::: DATASET RECORDS :::
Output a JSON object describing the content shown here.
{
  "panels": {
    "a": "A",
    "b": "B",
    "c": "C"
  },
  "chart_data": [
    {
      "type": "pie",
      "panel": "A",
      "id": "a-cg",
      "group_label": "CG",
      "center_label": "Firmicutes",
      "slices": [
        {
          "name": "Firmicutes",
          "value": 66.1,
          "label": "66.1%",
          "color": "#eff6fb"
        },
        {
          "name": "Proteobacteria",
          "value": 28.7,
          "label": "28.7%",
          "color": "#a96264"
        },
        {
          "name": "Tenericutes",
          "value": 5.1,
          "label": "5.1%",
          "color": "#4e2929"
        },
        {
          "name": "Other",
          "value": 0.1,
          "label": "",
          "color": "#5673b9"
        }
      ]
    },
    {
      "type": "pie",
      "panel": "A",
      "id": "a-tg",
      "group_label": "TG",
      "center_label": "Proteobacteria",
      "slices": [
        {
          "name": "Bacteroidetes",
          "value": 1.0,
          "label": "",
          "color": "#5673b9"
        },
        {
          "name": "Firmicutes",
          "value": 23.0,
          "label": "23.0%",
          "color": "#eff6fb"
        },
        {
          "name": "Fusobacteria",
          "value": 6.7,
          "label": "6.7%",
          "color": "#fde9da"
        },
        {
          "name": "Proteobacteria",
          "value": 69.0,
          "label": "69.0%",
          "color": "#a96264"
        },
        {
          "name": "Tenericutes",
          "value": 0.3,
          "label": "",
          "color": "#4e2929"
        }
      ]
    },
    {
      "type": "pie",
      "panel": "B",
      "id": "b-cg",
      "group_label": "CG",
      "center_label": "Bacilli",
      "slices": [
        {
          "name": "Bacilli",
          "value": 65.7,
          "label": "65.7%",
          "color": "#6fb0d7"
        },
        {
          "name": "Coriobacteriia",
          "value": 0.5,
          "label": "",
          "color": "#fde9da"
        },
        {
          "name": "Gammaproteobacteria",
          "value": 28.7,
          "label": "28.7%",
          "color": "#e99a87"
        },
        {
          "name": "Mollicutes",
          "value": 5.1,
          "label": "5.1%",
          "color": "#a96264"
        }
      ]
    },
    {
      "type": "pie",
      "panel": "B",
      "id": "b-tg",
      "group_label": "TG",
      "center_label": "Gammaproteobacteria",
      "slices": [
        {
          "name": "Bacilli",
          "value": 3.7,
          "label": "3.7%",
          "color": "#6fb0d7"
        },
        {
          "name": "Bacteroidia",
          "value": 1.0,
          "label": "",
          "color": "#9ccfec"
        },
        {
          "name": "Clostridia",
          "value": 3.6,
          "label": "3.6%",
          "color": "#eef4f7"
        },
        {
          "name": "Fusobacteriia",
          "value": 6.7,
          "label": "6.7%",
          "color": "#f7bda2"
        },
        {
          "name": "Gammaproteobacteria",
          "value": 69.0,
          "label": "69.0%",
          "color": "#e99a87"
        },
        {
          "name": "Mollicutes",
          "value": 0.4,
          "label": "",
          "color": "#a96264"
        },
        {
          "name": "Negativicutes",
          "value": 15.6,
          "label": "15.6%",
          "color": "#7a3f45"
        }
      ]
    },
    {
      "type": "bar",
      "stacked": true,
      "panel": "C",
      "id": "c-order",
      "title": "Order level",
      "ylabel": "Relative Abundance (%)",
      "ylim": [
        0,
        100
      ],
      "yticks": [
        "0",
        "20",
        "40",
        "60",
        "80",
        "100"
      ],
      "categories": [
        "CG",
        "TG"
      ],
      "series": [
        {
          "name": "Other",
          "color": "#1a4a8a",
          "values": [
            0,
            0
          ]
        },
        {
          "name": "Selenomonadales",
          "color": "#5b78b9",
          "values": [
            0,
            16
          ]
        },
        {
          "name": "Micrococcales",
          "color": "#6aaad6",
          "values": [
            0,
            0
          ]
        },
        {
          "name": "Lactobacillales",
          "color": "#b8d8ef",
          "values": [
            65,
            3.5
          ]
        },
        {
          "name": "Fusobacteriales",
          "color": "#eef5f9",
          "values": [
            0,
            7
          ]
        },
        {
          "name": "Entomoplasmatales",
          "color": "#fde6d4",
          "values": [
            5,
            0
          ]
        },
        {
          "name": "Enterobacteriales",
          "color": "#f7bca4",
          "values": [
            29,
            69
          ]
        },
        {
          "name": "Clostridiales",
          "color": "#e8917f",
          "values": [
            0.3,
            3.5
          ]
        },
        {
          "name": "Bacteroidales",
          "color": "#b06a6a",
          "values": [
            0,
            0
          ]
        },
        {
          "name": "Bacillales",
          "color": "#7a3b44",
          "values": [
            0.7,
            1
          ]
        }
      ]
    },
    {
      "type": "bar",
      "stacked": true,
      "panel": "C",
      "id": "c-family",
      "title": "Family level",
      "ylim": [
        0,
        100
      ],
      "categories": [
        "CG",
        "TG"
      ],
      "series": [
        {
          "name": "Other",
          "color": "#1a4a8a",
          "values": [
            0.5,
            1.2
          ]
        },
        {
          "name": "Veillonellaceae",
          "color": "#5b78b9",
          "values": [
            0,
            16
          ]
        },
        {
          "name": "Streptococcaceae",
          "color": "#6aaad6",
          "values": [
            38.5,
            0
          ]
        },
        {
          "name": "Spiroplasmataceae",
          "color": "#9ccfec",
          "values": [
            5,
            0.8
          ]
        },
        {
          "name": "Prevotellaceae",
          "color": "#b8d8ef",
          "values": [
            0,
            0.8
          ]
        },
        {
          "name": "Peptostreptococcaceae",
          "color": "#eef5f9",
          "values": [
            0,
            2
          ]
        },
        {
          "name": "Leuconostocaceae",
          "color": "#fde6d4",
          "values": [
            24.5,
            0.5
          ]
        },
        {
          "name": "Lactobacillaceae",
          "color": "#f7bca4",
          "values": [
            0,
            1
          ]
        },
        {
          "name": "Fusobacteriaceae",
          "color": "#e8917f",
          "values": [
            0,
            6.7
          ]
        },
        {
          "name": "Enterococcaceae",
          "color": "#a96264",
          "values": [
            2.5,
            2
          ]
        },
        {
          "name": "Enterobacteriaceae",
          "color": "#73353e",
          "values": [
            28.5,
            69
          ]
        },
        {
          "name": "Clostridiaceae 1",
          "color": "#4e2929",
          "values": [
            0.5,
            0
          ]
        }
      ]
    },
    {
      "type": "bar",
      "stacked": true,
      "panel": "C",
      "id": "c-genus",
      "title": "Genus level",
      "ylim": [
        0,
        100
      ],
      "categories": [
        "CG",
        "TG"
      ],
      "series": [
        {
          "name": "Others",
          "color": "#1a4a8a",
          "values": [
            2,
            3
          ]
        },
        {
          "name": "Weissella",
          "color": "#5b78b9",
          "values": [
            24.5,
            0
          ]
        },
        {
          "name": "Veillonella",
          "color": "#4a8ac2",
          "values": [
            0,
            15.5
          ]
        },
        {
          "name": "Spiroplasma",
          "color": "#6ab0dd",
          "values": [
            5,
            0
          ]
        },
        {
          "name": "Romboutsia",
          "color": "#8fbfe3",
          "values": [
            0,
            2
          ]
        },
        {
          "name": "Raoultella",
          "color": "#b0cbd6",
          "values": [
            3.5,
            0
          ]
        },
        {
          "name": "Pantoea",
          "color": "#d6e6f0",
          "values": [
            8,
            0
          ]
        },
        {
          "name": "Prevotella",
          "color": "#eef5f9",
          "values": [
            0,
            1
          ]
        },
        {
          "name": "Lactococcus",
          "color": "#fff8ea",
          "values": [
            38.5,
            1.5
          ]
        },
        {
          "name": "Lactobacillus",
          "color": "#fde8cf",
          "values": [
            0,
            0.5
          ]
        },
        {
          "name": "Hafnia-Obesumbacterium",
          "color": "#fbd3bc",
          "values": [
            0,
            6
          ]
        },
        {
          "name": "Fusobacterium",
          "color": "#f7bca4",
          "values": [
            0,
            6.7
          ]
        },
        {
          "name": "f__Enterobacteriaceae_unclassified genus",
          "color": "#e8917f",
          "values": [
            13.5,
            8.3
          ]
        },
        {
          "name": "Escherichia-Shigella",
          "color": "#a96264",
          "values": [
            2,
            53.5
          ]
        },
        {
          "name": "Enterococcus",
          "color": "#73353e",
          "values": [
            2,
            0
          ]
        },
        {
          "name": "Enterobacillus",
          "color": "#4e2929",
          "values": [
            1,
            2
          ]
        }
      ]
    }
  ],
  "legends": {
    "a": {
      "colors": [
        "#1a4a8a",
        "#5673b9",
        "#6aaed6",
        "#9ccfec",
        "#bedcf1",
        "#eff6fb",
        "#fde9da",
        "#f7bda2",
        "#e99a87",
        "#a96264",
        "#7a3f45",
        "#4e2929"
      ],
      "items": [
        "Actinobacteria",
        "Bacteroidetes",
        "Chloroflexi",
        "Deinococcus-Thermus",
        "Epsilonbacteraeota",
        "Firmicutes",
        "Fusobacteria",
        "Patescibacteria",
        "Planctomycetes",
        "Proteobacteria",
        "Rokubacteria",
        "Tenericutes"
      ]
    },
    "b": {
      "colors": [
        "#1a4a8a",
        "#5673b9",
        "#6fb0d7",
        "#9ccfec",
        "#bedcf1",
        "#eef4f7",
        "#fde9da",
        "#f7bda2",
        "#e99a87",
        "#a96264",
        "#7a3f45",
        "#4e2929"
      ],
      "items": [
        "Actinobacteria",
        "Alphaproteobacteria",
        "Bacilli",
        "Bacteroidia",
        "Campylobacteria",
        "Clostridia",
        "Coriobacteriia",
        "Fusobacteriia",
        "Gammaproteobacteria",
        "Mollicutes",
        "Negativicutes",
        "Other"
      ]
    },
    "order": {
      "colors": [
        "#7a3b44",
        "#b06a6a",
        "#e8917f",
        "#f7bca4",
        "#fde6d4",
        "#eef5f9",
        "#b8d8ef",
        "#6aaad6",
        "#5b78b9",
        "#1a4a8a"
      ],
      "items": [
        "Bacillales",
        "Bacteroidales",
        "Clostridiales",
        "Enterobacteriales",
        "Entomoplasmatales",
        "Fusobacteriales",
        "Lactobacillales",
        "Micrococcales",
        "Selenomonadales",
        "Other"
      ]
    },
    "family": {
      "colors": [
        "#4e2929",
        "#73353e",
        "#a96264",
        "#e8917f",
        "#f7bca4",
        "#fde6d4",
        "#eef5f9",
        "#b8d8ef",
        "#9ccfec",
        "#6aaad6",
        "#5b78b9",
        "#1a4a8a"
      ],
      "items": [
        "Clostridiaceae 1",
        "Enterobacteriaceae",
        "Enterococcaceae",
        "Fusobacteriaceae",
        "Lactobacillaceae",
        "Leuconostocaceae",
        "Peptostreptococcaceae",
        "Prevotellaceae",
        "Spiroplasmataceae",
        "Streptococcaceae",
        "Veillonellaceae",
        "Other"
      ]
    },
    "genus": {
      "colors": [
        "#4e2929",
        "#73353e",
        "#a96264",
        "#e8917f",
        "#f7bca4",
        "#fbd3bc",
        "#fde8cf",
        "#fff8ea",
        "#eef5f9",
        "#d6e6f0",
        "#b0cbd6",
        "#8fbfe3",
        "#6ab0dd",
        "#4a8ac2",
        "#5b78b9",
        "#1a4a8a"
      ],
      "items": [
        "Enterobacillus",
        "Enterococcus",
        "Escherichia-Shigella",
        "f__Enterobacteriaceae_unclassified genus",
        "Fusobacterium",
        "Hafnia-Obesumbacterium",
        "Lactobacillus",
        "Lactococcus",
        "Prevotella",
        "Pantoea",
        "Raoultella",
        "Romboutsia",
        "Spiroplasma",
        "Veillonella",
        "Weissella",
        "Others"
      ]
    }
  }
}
:::
• **WORK ITEM**
If a line of the data holds the string "Hafnia", list it.

• **TASK OUTPUT**
          "name": "Hafnia-Obesumbacterium",
        "Hafnia-Obesumbacterium",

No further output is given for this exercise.